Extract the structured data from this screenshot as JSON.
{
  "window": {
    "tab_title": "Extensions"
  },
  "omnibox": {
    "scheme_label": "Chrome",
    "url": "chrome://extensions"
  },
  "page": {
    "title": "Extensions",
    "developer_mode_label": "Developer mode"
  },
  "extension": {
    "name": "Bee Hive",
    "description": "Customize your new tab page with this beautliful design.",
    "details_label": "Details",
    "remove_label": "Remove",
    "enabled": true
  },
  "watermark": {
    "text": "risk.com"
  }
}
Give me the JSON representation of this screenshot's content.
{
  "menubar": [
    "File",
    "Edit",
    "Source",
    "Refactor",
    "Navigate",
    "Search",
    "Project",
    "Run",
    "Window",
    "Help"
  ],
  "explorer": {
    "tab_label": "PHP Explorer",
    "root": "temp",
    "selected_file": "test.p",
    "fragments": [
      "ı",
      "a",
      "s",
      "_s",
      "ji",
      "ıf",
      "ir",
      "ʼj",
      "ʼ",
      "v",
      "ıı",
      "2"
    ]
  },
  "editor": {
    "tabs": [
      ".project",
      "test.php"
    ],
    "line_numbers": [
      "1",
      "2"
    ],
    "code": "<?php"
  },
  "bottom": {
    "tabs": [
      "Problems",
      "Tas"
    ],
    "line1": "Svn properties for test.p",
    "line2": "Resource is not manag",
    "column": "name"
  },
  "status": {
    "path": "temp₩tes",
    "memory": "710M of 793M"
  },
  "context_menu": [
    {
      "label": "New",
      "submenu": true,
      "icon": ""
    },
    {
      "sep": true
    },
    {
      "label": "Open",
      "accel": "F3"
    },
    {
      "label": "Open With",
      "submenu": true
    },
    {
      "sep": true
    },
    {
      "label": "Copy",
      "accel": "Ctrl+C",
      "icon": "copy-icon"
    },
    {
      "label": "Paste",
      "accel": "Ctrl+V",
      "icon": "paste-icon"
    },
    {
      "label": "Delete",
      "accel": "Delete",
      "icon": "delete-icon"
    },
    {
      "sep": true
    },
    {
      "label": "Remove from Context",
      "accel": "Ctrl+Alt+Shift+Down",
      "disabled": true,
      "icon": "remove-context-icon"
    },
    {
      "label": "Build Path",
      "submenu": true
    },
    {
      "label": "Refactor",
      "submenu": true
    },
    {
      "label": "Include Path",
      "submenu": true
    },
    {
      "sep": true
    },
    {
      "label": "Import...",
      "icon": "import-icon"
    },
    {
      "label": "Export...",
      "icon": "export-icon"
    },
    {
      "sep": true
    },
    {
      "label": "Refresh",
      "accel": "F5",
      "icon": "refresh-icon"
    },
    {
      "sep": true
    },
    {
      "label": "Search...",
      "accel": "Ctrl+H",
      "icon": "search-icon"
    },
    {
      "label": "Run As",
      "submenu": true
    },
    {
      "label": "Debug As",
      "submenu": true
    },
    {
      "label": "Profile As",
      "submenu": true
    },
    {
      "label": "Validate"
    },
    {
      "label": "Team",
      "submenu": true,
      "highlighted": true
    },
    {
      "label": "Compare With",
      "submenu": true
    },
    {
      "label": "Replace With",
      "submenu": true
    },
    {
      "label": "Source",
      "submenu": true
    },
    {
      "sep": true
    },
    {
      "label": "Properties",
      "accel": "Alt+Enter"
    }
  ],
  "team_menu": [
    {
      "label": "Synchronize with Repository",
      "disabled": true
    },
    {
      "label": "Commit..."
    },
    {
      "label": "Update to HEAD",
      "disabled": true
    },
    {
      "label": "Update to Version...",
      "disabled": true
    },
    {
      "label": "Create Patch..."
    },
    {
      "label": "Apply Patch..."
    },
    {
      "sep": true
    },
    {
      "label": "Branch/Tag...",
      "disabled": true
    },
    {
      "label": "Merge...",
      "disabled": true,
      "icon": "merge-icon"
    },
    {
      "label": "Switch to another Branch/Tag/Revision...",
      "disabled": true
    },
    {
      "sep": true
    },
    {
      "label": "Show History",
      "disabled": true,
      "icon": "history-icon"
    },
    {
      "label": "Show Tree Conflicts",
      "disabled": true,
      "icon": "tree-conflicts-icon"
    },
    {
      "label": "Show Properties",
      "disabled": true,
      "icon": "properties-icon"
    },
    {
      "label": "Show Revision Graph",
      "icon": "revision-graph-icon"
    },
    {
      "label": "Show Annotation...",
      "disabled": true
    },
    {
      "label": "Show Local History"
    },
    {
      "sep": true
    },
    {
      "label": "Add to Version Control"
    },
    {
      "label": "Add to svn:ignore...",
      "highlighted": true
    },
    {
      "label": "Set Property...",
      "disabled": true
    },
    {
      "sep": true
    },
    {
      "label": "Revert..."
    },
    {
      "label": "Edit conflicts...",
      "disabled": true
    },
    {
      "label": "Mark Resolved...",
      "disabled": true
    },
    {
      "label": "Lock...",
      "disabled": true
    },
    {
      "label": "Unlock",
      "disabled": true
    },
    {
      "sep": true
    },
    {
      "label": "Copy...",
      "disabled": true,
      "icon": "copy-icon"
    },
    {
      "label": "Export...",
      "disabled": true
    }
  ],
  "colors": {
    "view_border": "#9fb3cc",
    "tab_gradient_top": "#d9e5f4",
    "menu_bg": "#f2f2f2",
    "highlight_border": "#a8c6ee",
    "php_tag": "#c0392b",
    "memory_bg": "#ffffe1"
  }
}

Stated goal >>
State the count of lines in the data holding the word "from", adding nothing to it.

Answer below >>
2